▶ **Data extracted from a collection**:
+-------+

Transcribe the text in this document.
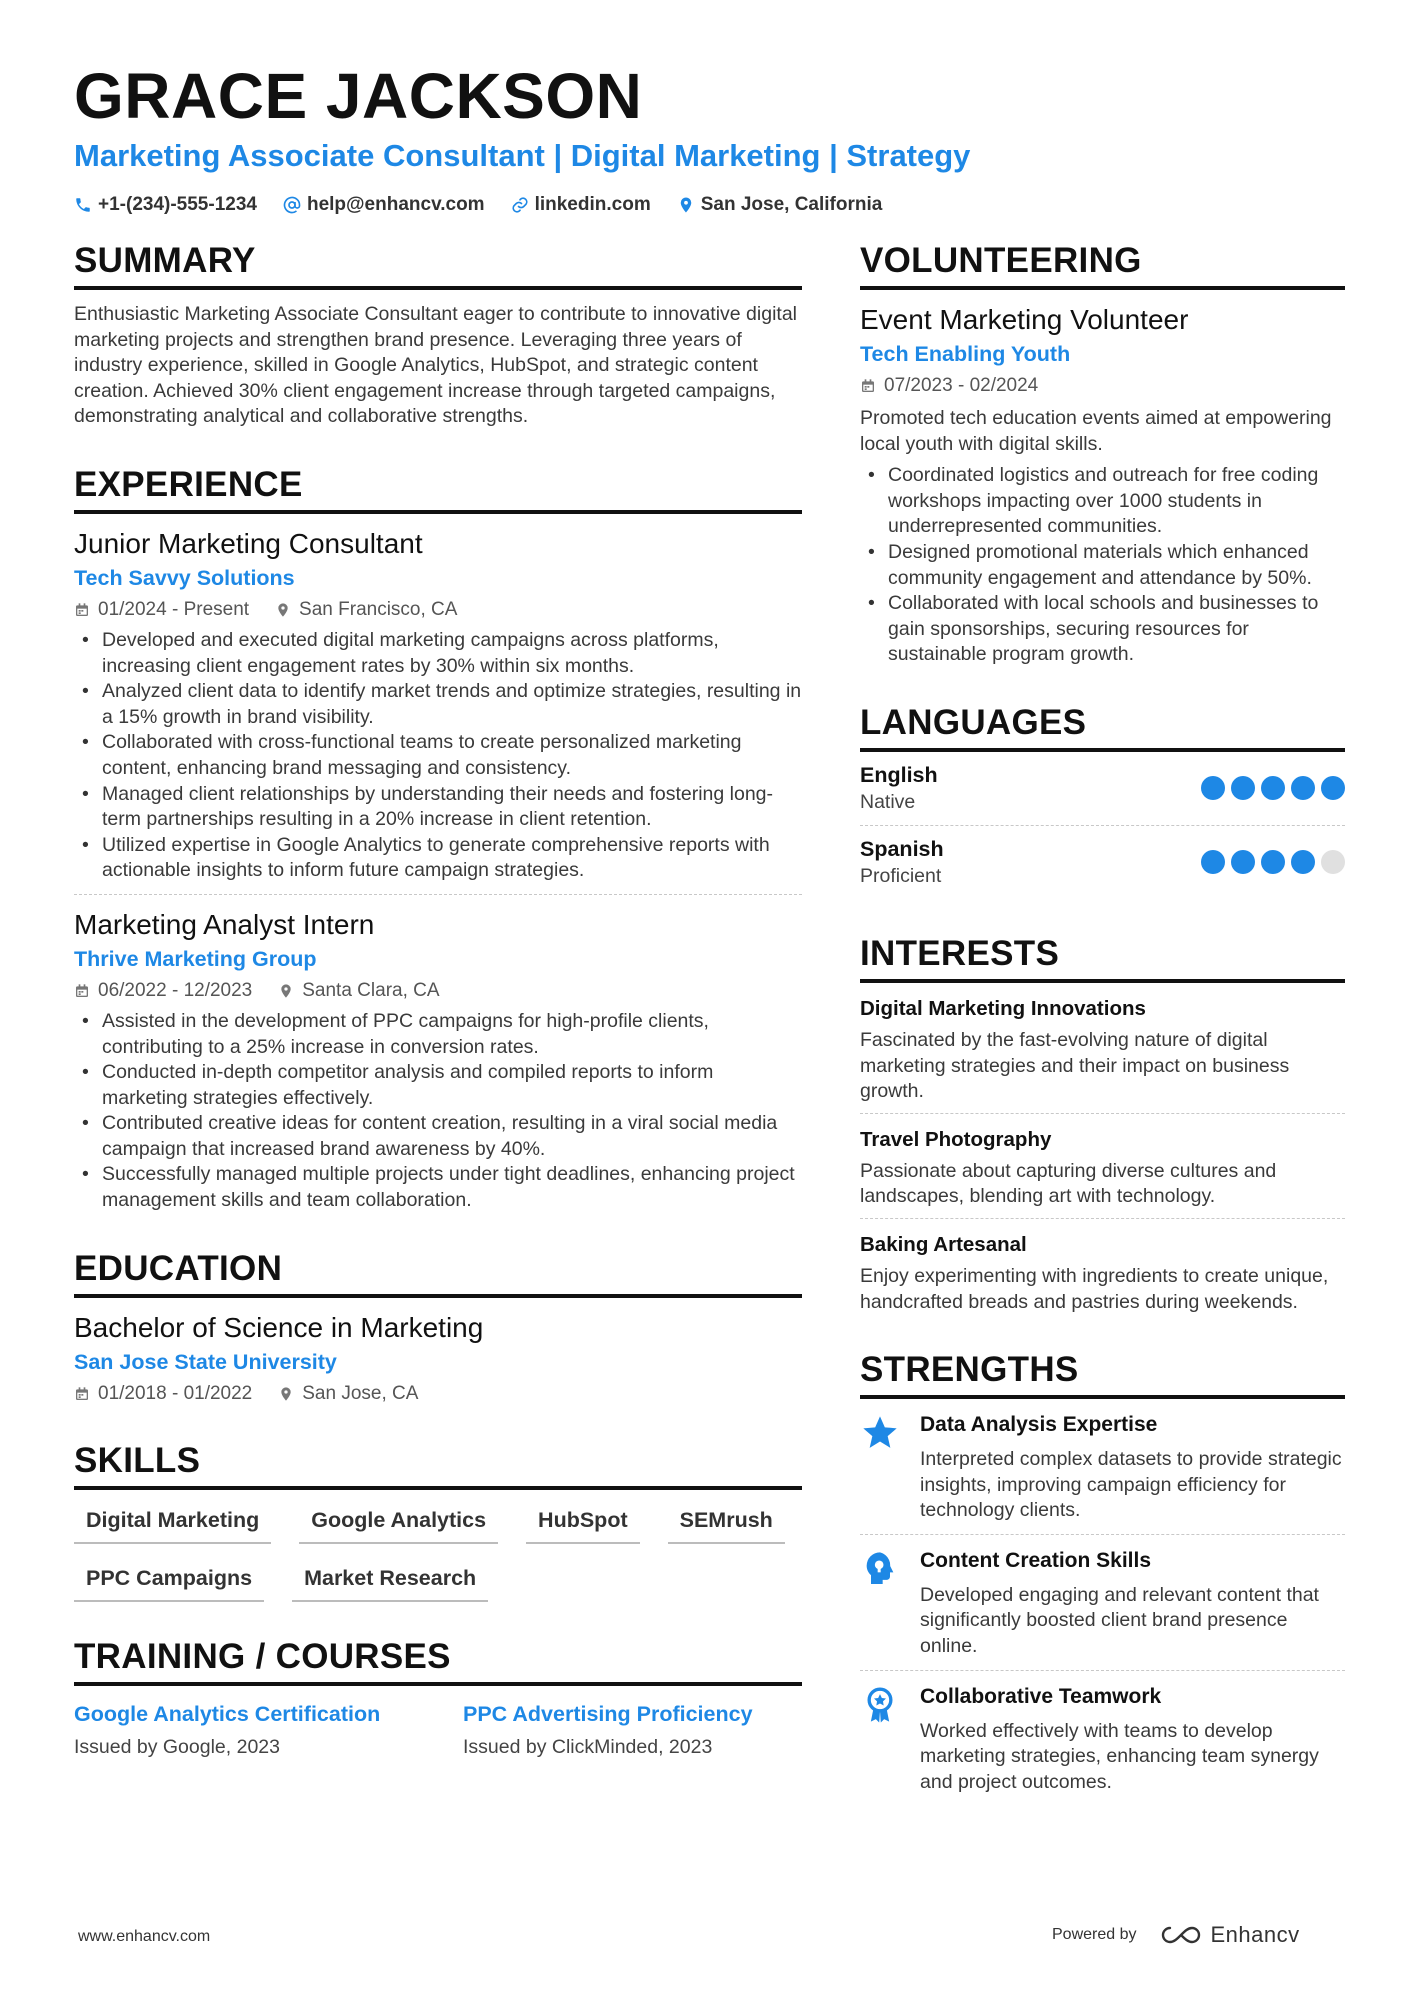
GRACE JACKSON
Marketing Associate Consultant | Digital Marketing | Strategy
+1-(234)-555-1234	help@enhancv.com	linkedin.com	San Jose, California
SUMMARY
Enthusiastic Marketing Associate Consultant eager to contribute to innovative digital marketing projects and strengthen brand presence. Leveraging three years of industry experience, skilled in Google Analytics, HubSpot, and strategic content creation. Achieved 30% client engagement increase through targeted campaigns, demonstrating analytical and collaborative strengths.
EXPERIENCE
Junior Marketing Consultant
Tech Savvy Solutions
01/2024 - Present	San Francisco, CA
• Developed and executed digital marketing campaigns across platforms, increasing client engagement rates by 30% within six months.
• Analyzed client data to identify market trends and optimize strategies, resulting in a 15% growth in brand visibility.
• Collaborated with cross-functional teams to create personalized marketing content, enhancing brand messaging and consistency.
• Managed client relationships by understanding their needs and fostering long-term partnerships resulting in a 20% increase in client retention.
• Utilized expertise in Google Analytics to generate comprehensive reports with actionable insights to inform future campaign strategies.
Marketing Analyst Intern
Thrive Marketing Group
06/2022 - 12/2023	Santa Clara, CA
• Assisted in the development of PPC campaigns for high-profile clients, contributing to a 25% increase in conversion rates.
• Conducted in-depth competitor analysis and compiled reports to inform marketing strategies effectively.
• Contributed creative ideas for content creation, resulting in a viral social media campaign that increased brand awareness by 40%.
• Successfully managed multiple projects under tight deadlines, enhancing project management skills and team collaboration.
EDUCATION
Bachelor of Science in Marketing
San Jose State University
01/2018 - 01/2022	San Jose, CA
SKILLS
Digital Marketing	Google Analytics	HubSpot	SEMrush
PPC Campaigns	Market Research
TRAINING / COURSES
Google Analytics Certification
Issued by Google, 2023
PPC Advertising Proficiency
Issued by ClickMinded, 2023
VOLUNTEERING
Event Marketing Volunteer
Tech Enabling Youth
07/2023 - 02/2024
Promoted tech education events aimed at empowering local youth with digital skills.
• Coordinated logistics and outreach for free coding workshops impacting over 1000 students in underrepresented communities.
• Designed promotional materials which enhanced community engagement and attendance by 50%.
• Collaborated with local schools and businesses to gain sponsorships, securing resources for sustainable program growth.
LANGUAGES
English
Native
Spanish
Proficient
INTERESTS
Digital Marketing Innovations
Fascinated by the fast-evolving nature of digital marketing strategies and their impact on business growth.
Travel Photography
Passionate about capturing diverse cultures and landscapes, blending art with technology.
Baking Artesanal
Enjoy experimenting with ingredients to create unique, handcrafted breads and pastries during weekends.
STRENGTHS
Data Analysis Expertise
Interpreted complex datasets to provide strategic insights, improving campaign efficiency for technology clients.
Content Creation Skills
Developed engaging and relevant content that significantly boosted client brand presence online.
Collaborative Teamwork
Worked effectively with teams to develop marketing strategies, enhancing team synergy and project outcomes.
www.enhancv.com	Powered by	Enhancv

+-------+

▶ **Task**: Search each line of the data above for "presence", and copy the lines where it occurs.

▶ **Exercise result**:
Enthusiastic Marketing Associate Consultant eager to contribute to innovative digital marketing projects and strengthen brand presence. Leveraging three years of industry experience, skilled in Google Analytics, HubSpot, and strategic content creation. Achieved 30% client engagement increase through targeted campaigns, demonstrating analytical and collaborative strengths.
Developed engaging and relevant content that significantly boosted client brand presence online.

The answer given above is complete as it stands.